## Required task
Below, find each line holding "Tháng" and state how many there are, using the number alone.

(Figure collection entries)

* begin *

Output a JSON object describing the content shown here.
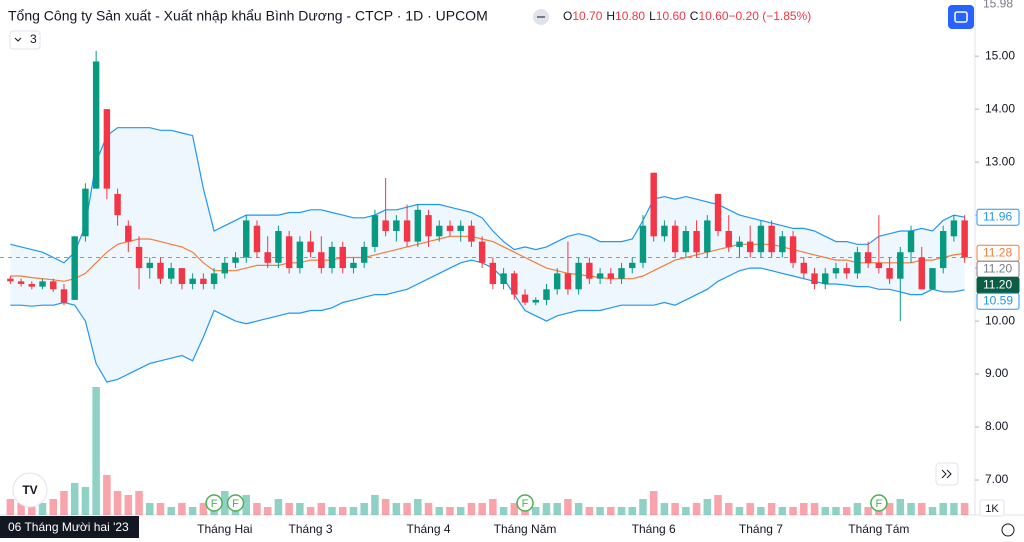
{
  "chart_data": {
    "type": "candlestick",
    "title": "Tổng Công ty Sản xuất - Xuất nhập khẩu Bình Dương - CTCP · 1D · UPCOM",
    "ohlc_legend": [
      {
        "key": "O",
        "value": "10.70"
      },
      {
        "key": "H",
        "value": "10.80"
      },
      {
        "key": "L",
        "value": "10.60"
      },
      {
        "key": "C",
        "value": "10.60"
      },
      {
        "key": "",
        "value": "−0.20 (−1.85%)"
      }
    ],
    "indicator_count": "3",
    "crosshair_date": "06 Tháng Mười hai '23",
    "crosshair_price": 11.2,
    "volume_unit": "1K",
    "up_color": "#089981",
    "down_color": "#f23645",
    "ylim": [
      6.34,
      16.06
    ],
    "yticks": [
      {
        "value": 7,
        "label": "7.00"
      },
      {
        "value": 8,
        "label": "8.00"
      },
      {
        "value": 9,
        "label": "9.00"
      },
      {
        "value": 10,
        "label": "10.00"
      },
      {
        "value": 11,
        "label": "11.00"
      },
      {
        "value": 12,
        "label": "12.00"
      },
      {
        "value": 13,
        "label": "13.00"
      },
      {
        "value": 14,
        "label": "14.00"
      },
      {
        "value": 15,
        "label": "15.00"
      }
    ],
    "price_labels": [
      {
        "value": 15.98,
        "label": "15.98",
        "color": "#787b86",
        "style": "plain"
      },
      {
        "value": 11.96,
        "label": "11.96",
        "color": "#2196f3",
        "style": "outline"
      },
      {
        "value": 11.28,
        "label": "11.28",
        "color": "#f57c3b",
        "style": "outline"
      },
      {
        "value": 11.2,
        "label": "11.20",
        "color": "#787b86",
        "style": "outline"
      },
      {
        "value": 11.2,
        "label": "11.20",
        "color": "#0b5d44",
        "style": "solid"
      },
      {
        "value": 10.59,
        "label": "10.59",
        "color": "#2196f3",
        "style": "outline"
      }
    ],
    "categories": [
      null,
      null,
      null,
      null,
      null,
      null,
      null,
      null,
      null,
      null,
      null,
      null,
      null,
      null,
      null,
      null,
      null,
      null,
      null,
      null,
      "Tháng Hai",
      null,
      null,
      null,
      null,
      null,
      null,
      null,
      "Tháng 3",
      null,
      null,
      null,
      null,
      null,
      null,
      null,
      null,
      null,
      null,
      "Tháng 4",
      null,
      null,
      null,
      null,
      null,
      null,
      null,
      null,
      "Tháng Năm",
      null,
      null,
      null,
      null,
      null,
      null,
      null,
      null,
      null,
      null,
      null,
      "Tháng 6",
      null,
      null,
      null,
      null,
      null,
      null,
      null,
      null,
      null,
      "Tháng 7",
      null,
      null,
      null,
      null,
      null,
      null,
      null,
      null,
      null,
      null,
      "Tháng Tám",
      null,
      null,
      null,
      null,
      null,
      null,
      null,
      null
    ],
    "events": [
      null,
      null,
      null,
      null,
      null,
      null,
      null,
      null,
      null,
      null,
      null,
      null,
      null,
      null,
      null,
      null,
      null,
      null,
      null,
      "F",
      null,
      "F",
      null,
      null,
      null,
      null,
      null,
      null,
      null,
      null,
      null,
      null,
      null,
      null,
      null,
      null,
      null,
      null,
      null,
      null,
      null,
      null,
      null,
      null,
      null,
      null,
      null,
      null,
      "F",
      null,
      null,
      null,
      null,
      null,
      null,
      null,
      null,
      null,
      null,
      null,
      null,
      null,
      null,
      null,
      null,
      null,
      null,
      null,
      null,
      null,
      null,
      null,
      null,
      null,
      null,
      null,
      null,
      null,
      null,
      null,
      null,
      "F",
      null,
      null,
      null,
      null,
      null,
      null,
      null,
      null
    ],
    "ohlc": [
      [
        10.8,
        10.85,
        10.7,
        10.75
      ],
      [
        10.75,
        10.8,
        10.65,
        10.7
      ],
      [
        10.7,
        10.75,
        10.6,
        10.65
      ],
      [
        10.65,
        10.8,
        10.6,
        10.75
      ],
      [
        10.75,
        10.8,
        10.55,
        10.6
      ],
      [
        10.6,
        10.7,
        10.3,
        10.35
      ],
      [
        10.4,
        11.6,
        10.4,
        11.6
      ],
      [
        11.6,
        12.6,
        11.5,
        12.5
      ],
      [
        12.5,
        15.1,
        12.5,
        14.9
      ],
      [
        14.0,
        14.0,
        12.3,
        12.5
      ],
      [
        12.4,
        12.5,
        11.8,
        12.0
      ],
      [
        11.8,
        11.9,
        11.3,
        11.5
      ],
      [
        11.4,
        11.6,
        10.6,
        11.0
      ],
      [
        11.0,
        11.2,
        10.8,
        11.1
      ],
      [
        11.1,
        11.2,
        10.7,
        10.8
      ],
      [
        10.8,
        11.1,
        10.7,
        11.0
      ],
      [
        11.0,
        11.0,
        10.6,
        10.7
      ],
      [
        10.7,
        10.9,
        10.6,
        10.8
      ],
      [
        10.8,
        10.9,
        10.6,
        10.7
      ],
      [
        10.7,
        11.0,
        10.6,
        10.9
      ],
      [
        10.9,
        11.2,
        10.8,
        11.1
      ],
      [
        11.1,
        11.3,
        11.0,
        11.2
      ],
      [
        11.2,
        12.0,
        11.1,
        11.9
      ],
      [
        11.8,
        11.9,
        11.2,
        11.3
      ],
      [
        11.3,
        11.6,
        11.0,
        11.1
      ],
      [
        11.1,
        11.8,
        11.0,
        11.7
      ],
      [
        11.6,
        11.7,
        10.9,
        11.0
      ],
      [
        11.0,
        11.6,
        10.9,
        11.5
      ],
      [
        11.5,
        11.7,
        11.2,
        11.3
      ],
      [
        11.3,
        11.6,
        10.9,
        11.0
      ],
      [
        11.0,
        11.5,
        10.9,
        11.4
      ],
      [
        11.4,
        11.5,
        10.9,
        11.0
      ],
      [
        11.0,
        11.2,
        10.9,
        11.1
      ],
      [
        11.1,
        11.5,
        11.0,
        11.4
      ],
      [
        11.4,
        12.1,
        11.3,
        12.0
      ],
      [
        11.9,
        12.7,
        11.6,
        11.7
      ],
      [
        11.7,
        12.0,
        11.5,
        11.9
      ],
      [
        11.9,
        12.2,
        11.4,
        11.5
      ],
      [
        11.5,
        12.2,
        11.4,
        12.1
      ],
      [
        12.0,
        12.1,
        11.4,
        11.6
      ],
      [
        11.6,
        11.9,
        11.5,
        11.8
      ],
      [
        11.8,
        11.9,
        11.6,
        11.7
      ],
      [
        11.7,
        11.9,
        11.5,
        11.8
      ],
      [
        11.8,
        11.9,
        11.4,
        11.5
      ],
      [
        11.5,
        11.6,
        11.0,
        11.1
      ],
      [
        11.1,
        11.2,
        10.6,
        10.7
      ],
      [
        10.7,
        11.0,
        10.6,
        10.9
      ],
      [
        10.9,
        10.95,
        10.4,
        10.5
      ],
      [
        10.5,
        10.6,
        10.3,
        10.35
      ],
      [
        10.35,
        10.45,
        10.3,
        10.4
      ],
      [
        10.4,
        10.7,
        10.3,
        10.6
      ],
      [
        10.6,
        11.0,
        10.5,
        10.9
      ],
      [
        10.9,
        11.5,
        10.5,
        10.6
      ],
      [
        10.6,
        11.2,
        10.5,
        11.1
      ],
      [
        11.1,
        11.2,
        10.7,
        10.8
      ],
      [
        10.8,
        11.0,
        10.7,
        10.9
      ],
      [
        10.9,
        11.0,
        10.7,
        10.8
      ],
      [
        10.8,
        11.1,
        10.7,
        11.0
      ],
      [
        11.0,
        11.2,
        10.9,
        11.1
      ],
      [
        11.1,
        12.0,
        11.0,
        11.8
      ],
      [
        12.8,
        12.8,
        11.5,
        11.6
      ],
      [
        11.6,
        11.9,
        11.5,
        11.8
      ],
      [
        11.8,
        11.9,
        11.2,
        11.3
      ],
      [
        11.3,
        11.8,
        11.2,
        11.7
      ],
      [
        11.7,
        11.9,
        11.2,
        11.3
      ],
      [
        11.3,
        12.0,
        11.2,
        11.9
      ],
      [
        12.4,
        12.4,
        11.6,
        11.7
      ],
      [
        11.7,
        12.0,
        11.3,
        11.4
      ],
      [
        11.4,
        11.6,
        11.2,
        11.5
      ],
      [
        11.5,
        11.8,
        11.2,
        11.3
      ],
      [
        11.3,
        11.9,
        11.2,
        11.8
      ],
      [
        11.8,
        11.9,
        11.2,
        11.3
      ],
      [
        11.3,
        11.7,
        11.2,
        11.6
      ],
      [
        11.6,
        11.7,
        11.0,
        11.1
      ],
      [
        11.1,
        11.2,
        10.8,
        10.9
      ],
      [
        10.9,
        11.0,
        10.6,
        10.7
      ],
      [
        10.7,
        11.0,
        10.6,
        10.9
      ],
      [
        10.9,
        11.1,
        10.8,
        11.0
      ],
      [
        11.0,
        11.1,
        10.8,
        10.9
      ],
      [
        10.9,
        11.4,
        10.8,
        11.3
      ],
      [
        11.3,
        11.5,
        11.0,
        11.1
      ],
      [
        11.1,
        12.0,
        10.9,
        11.0
      ],
      [
        11.0,
        11.2,
        10.7,
        10.8
      ],
      [
        10.8,
        11.4,
        10.0,
        11.3
      ],
      [
        11.3,
        11.8,
        11.1,
        11.7
      ],
      [
        11.2,
        11.4,
        10.6,
        10.6
      ],
      [
        10.6,
        11.0,
        10.6,
        11.0
      ],
      [
        11.0,
        11.8,
        10.9,
        11.7
      ],
      [
        11.6,
        12.0,
        11.5,
        11.9
      ],
      [
        11.9,
        12.0,
        11.1,
        11.2
      ]
    ],
    "volume_lim": [
      0,
      20
    ],
    "volume": [
      2,
      1.5,
      1,
      1.5,
      2,
      3,
      4,
      3.5,
      16,
      5,
      3,
      2.5,
      3,
      1.5,
      1.5,
      1,
      1.5,
      1,
      1.5,
      2,
      3,
      2,
      2.5,
      1.5,
      1,
      2,
      1.5,
      1.5,
      1,
      1.5,
      1,
      1,
      1,
      1.5,
      2.5,
      2,
      1.5,
      1.5,
      2,
      1.5,
      1,
      1,
      1,
      1.5,
      1.5,
      2,
      1,
      1.5,
      2,
      1,
      1.5,
      1.5,
      2,
      1.5,
      1,
      1,
      1,
      1,
      1,
      2,
      3,
      1.5,
      1.5,
      1,
      1.5,
      2,
      2.5,
      1.5,
      1,
      1.5,
      1,
      1.5,
      1,
      1,
      1.5,
      1.5,
      1,
      1,
      1,
      1.5,
      1,
      2.5,
      1.5,
      2,
      1.5,
      1.5,
      1,
      1.5,
      1.5,
      1.5
    ],
    "bollinger": {
      "upper_color": "#2196f3",
      "middle_color": "#f57c3b",
      "fill": "rgba(33,150,243,0.08)",
      "upper": [
        11.45,
        11.4,
        11.35,
        11.3,
        11.2,
        11.1,
        11.3,
        11.8,
        13.0,
        13.5,
        13.65,
        13.65,
        13.65,
        13.65,
        13.6,
        13.6,
        13.55,
        13.5,
        12.5,
        11.7,
        11.8,
        11.9,
        12.0,
        12.0,
        12.0,
        12.0,
        12.05,
        12.05,
        12.1,
        12.1,
        12.05,
        12.0,
        11.95,
        11.95,
        12.0,
        12.1,
        12.1,
        12.15,
        12.2,
        12.2,
        12.2,
        12.15,
        12.1,
        12.05,
        11.95,
        11.7,
        11.5,
        11.35,
        11.4,
        11.35,
        11.4,
        11.5,
        11.6,
        11.65,
        11.6,
        11.5,
        11.5,
        11.5,
        11.55,
        11.9,
        12.3,
        12.35,
        12.3,
        12.35,
        12.3,
        12.25,
        12.2,
        12.1,
        12.0,
        11.95,
        11.9,
        11.85,
        11.8,
        11.75,
        11.75,
        11.7,
        11.6,
        11.5,
        11.5,
        11.45,
        11.45,
        11.6,
        11.65,
        11.7,
        11.7,
        11.75,
        11.7,
        11.9,
        12.0,
        11.96
      ],
      "middle": [
        10.85,
        10.85,
        10.82,
        10.8,
        10.78,
        10.75,
        10.8,
        10.9,
        11.1,
        11.3,
        11.45,
        11.5,
        11.55,
        11.55,
        11.5,
        11.45,
        11.4,
        11.3,
        11.1,
        10.95,
        10.95,
        10.95,
        11.0,
        11.05,
        11.05,
        11.05,
        11.1,
        11.1,
        11.15,
        11.15,
        11.15,
        11.2,
        11.2,
        11.2,
        11.25,
        11.3,
        11.35,
        11.4,
        11.45,
        11.5,
        11.55,
        11.6,
        11.6,
        11.6,
        11.55,
        11.5,
        11.4,
        11.3,
        11.2,
        11.1,
        11.0,
        10.95,
        10.9,
        10.88,
        10.85,
        10.82,
        10.8,
        10.8,
        10.8,
        10.85,
        10.95,
        11.05,
        11.15,
        11.2,
        11.25,
        11.3,
        11.35,
        11.4,
        11.45,
        11.45,
        11.45,
        11.45,
        11.4,
        11.35,
        11.3,
        11.25,
        11.2,
        11.15,
        11.15,
        11.1,
        11.1,
        11.1,
        11.1,
        11.1,
        11.1,
        11.15,
        11.15,
        11.2,
        11.25,
        11.28
      ],
      "lower": [
        10.3,
        10.3,
        10.28,
        10.3,
        10.3,
        10.35,
        10.3,
        10.0,
        9.2,
        8.85,
        8.9,
        9.0,
        9.1,
        9.2,
        9.25,
        9.3,
        9.35,
        9.25,
        9.7,
        10.2,
        10.1,
        10.0,
        9.95,
        10.0,
        10.05,
        10.1,
        10.15,
        10.15,
        10.2,
        10.2,
        10.25,
        10.35,
        10.4,
        10.45,
        10.5,
        10.5,
        10.55,
        10.6,
        10.7,
        10.8,
        10.9,
        11.0,
        11.1,
        11.15,
        11.1,
        11.0,
        10.8,
        10.5,
        10.2,
        10.1,
        10.0,
        10.1,
        10.15,
        10.2,
        10.2,
        10.2,
        10.25,
        10.3,
        10.3,
        10.3,
        10.3,
        10.35,
        10.3,
        10.4,
        10.5,
        10.6,
        10.75,
        10.85,
        10.95,
        11.0,
        11.0,
        10.95,
        10.9,
        10.85,
        10.8,
        10.75,
        10.7,
        10.7,
        10.68,
        10.65,
        10.65,
        10.6,
        10.6,
        10.55,
        10.5,
        10.5,
        10.6,
        10.55,
        10.55,
        10.59
      ]
    }
  }
}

* end *

## Solution
8